* [WHAT TO DO]:
Search the records for the word "true" and pick out every line that has it.

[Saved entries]
(begin)

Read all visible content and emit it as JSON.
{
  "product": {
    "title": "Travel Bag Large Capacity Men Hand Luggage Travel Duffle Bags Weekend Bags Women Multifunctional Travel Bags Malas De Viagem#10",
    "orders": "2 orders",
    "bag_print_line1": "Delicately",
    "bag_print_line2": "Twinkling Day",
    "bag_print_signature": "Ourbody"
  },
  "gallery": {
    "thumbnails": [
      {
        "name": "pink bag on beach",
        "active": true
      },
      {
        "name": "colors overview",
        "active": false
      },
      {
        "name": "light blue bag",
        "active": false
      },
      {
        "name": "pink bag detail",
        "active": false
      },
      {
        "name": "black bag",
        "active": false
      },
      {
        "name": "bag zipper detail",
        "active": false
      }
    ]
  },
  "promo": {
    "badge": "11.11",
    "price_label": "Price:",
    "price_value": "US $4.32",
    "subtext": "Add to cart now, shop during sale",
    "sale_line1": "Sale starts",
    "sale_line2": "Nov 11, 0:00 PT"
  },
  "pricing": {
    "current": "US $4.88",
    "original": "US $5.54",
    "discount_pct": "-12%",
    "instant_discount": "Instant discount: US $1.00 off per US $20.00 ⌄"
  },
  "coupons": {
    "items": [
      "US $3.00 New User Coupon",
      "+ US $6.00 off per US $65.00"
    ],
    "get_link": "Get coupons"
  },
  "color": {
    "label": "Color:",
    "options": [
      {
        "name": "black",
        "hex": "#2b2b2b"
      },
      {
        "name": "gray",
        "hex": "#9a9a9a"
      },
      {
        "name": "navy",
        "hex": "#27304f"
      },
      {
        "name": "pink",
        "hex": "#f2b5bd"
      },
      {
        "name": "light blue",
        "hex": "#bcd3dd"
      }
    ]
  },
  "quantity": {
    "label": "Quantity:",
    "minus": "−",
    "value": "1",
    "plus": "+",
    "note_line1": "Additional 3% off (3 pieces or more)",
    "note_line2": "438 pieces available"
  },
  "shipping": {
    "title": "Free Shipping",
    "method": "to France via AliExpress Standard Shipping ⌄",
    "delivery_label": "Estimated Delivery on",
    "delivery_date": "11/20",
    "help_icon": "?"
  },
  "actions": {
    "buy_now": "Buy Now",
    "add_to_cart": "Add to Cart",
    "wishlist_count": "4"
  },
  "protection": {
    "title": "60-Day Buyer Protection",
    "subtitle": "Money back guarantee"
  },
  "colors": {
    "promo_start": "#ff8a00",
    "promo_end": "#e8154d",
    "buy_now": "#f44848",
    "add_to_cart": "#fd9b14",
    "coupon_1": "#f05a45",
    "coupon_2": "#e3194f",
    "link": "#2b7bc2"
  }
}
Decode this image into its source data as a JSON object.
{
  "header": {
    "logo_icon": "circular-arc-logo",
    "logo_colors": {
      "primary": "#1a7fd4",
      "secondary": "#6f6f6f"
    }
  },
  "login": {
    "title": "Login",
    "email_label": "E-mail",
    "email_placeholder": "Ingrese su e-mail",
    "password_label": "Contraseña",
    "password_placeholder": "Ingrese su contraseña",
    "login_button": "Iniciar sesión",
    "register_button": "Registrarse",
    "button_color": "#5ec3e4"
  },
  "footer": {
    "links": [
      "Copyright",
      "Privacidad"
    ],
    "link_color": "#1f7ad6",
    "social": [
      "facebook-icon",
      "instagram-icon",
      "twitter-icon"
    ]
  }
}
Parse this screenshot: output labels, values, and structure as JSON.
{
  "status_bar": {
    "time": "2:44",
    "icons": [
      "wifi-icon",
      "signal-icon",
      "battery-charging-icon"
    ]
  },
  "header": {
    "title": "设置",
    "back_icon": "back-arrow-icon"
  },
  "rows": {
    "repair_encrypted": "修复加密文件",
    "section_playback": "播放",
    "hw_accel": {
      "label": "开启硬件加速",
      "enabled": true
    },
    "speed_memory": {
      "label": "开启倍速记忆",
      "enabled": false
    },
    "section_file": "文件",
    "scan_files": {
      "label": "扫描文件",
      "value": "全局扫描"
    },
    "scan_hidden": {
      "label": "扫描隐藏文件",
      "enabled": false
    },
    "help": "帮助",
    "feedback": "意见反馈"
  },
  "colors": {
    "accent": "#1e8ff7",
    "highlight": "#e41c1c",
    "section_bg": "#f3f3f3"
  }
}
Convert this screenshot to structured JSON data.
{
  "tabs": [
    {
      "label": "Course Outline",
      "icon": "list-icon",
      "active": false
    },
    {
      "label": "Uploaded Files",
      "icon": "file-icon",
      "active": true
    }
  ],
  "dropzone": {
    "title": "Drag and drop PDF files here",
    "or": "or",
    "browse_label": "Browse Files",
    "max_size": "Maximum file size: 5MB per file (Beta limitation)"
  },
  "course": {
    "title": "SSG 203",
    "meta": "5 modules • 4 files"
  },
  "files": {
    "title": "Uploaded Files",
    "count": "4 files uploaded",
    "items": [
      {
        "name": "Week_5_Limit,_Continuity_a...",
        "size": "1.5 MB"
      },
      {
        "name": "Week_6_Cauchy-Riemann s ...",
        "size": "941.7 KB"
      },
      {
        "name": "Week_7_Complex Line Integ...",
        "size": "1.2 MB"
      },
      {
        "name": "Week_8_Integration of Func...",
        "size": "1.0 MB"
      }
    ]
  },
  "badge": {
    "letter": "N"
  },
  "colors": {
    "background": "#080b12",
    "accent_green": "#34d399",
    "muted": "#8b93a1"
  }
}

(end)

* [WRITTEN ANSWER]:
        "active": true
      "enabled": true
      "active": true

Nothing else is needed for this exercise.